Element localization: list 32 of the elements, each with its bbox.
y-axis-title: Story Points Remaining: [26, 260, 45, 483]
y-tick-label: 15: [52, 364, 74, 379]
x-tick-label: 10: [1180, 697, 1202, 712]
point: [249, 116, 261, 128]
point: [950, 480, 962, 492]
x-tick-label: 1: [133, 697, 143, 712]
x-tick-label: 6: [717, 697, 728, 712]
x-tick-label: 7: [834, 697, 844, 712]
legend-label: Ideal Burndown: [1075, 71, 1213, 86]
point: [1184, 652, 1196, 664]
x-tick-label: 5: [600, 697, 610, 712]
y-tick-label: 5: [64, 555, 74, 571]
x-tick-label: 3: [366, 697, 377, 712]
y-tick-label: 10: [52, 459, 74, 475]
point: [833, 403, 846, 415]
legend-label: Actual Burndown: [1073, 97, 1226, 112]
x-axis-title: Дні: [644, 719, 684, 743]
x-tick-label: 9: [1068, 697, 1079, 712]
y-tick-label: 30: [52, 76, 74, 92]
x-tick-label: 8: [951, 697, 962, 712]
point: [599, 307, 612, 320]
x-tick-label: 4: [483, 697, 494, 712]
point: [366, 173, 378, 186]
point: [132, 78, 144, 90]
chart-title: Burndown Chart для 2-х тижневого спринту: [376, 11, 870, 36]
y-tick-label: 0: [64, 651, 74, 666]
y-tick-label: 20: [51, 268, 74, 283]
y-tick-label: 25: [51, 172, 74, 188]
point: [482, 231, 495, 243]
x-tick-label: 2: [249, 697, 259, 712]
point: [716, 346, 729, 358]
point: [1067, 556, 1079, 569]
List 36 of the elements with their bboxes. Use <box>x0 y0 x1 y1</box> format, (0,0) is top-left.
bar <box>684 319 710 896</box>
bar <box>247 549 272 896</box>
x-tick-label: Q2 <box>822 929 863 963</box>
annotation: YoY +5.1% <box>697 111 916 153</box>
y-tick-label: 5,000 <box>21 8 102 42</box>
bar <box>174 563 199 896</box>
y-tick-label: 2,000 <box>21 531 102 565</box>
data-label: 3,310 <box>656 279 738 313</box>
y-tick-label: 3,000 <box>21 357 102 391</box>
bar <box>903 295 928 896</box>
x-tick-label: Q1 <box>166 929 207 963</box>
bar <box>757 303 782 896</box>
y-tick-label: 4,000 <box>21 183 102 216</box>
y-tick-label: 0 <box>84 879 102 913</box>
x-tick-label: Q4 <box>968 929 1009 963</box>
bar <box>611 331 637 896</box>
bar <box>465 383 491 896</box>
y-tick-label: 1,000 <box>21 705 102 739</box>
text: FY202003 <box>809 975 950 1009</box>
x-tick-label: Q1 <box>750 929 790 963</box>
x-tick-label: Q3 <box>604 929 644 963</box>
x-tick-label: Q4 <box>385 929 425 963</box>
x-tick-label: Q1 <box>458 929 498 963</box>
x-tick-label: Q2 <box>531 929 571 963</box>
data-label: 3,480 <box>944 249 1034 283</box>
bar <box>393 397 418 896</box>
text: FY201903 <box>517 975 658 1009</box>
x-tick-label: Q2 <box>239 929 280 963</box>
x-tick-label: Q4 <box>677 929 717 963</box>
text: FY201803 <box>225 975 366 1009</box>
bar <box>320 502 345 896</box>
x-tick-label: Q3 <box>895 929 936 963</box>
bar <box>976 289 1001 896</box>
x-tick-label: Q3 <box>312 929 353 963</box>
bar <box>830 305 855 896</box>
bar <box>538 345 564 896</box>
★ ★ ★ ★ ★
Reproduce all of the data above verbatim, line for line and in the same order.

> **ANSWER IN FULL**:
Element localization: list 32 of the elements, each with its bbox.
y-axis-title: Story Points Remaining: [26, 260, 45, 483]
y-tick-label: 15: [52, 364, 74, 379]
x-tick-label: 10: [1180, 697, 1202, 712]
point: [249, 116, 261, 128]
point: [950, 480, 962, 492]
x-tick-label: 1: [133, 697, 143, 712]
x-tick-label: 6: [717, 697, 728, 712]
x-tick-label: 7: [834, 697, 844, 712]
legend-label: Ideal Burndown: [1075, 71, 1213, 86]
point: [1184, 652, 1196, 664]
x-tick-label: 5: [600, 697, 610, 712]
y-tick-label: 5: [64, 555, 74, 571]
x-tick-label: 3: [366, 697, 377, 712]
y-tick-label: 10: [52, 459, 74, 475]
point: [833, 403, 846, 415]
legend-label: Actual Burndown: [1073, 97, 1226, 112]
x-axis-title: Дні: [644, 719, 684, 743]
x-tick-label: 9: [1068, 697, 1079, 712]
y-tick-label: 30: [52, 76, 74, 92]
x-tick-label: 8: [951, 697, 962, 712]
point: [599, 307, 612, 320]
x-tick-label: 4: [483, 697, 494, 712]
point: [366, 173, 378, 186]
point: [132, 78, 144, 90]
chart-title: Burndown Chart для 2-х тижневого спринту: [376, 11, 870, 36]
y-tick-label: 0: [64, 651, 74, 666]
y-tick-label: 20: [51, 268, 74, 283]
y-tick-label: 25: [51, 172, 74, 188]
point: [482, 231, 495, 243]
x-tick-label: 2: [249, 697, 259, 712]
point: [716, 346, 729, 358]
point: [1067, 556, 1079, 569]
List 36 of the elements with their bboxes. Use <box>x0 y0 x1 y1</box> format, (0,0) is top-left.
bar <box>684 319 710 896</box>
bar <box>247 549 272 896</box>
x-tick-label: Q2 <box>822 929 863 963</box>
annotation: YoY +5.1% <box>697 111 916 153</box>
y-tick-label: 5,000 <box>21 8 102 42</box>
bar <box>174 563 199 896</box>
y-tick-label: 2,000 <box>21 531 102 565</box>
data-label: 3,310 <box>656 279 738 313</box>
y-tick-label: 3,000 <box>21 357 102 391</box>
bar <box>903 295 928 896</box>
x-tick-label: Q1 <box>166 929 207 963</box>
bar <box>757 303 782 896</box>
y-tick-label: 4,000 <box>21 183 102 216</box>
y-tick-label: 0 <box>84 879 102 913</box>
x-tick-label: Q4 <box>968 929 1009 963</box>
bar <box>611 331 637 896</box>
bar <box>465 383 491 896</box>
y-tick-label: 1,000 <box>21 705 102 739</box>
text: FY202003 <box>809 975 950 1009</box>
x-tick-label: Q1 <box>750 929 790 963</box>
x-tick-label: Q3 <box>604 929 644 963</box>
x-tick-label: Q4 <box>385 929 425 963</box>
x-tick-label: Q1 <box>458 929 498 963</box>
x-tick-label: Q2 <box>531 929 571 963</box>
data-label: 3,480 <box>944 249 1034 283</box>
bar <box>393 397 418 896</box>
text: FY201903 <box>517 975 658 1009</box>
x-tick-label: Q2 <box>239 929 280 963</box>
x-tick-label: Q4 <box>677 929 717 963</box>
text: FY201803 <box>225 975 366 1009</box>
bar <box>320 502 345 896</box>
x-tick-label: Q3 <box>895 929 936 963</box>
bar <box>976 289 1001 896</box>
x-tick-label: Q3 <box>312 929 353 963</box>
bar <box>830 305 855 896</box>
bar <box>538 345 564 896</box>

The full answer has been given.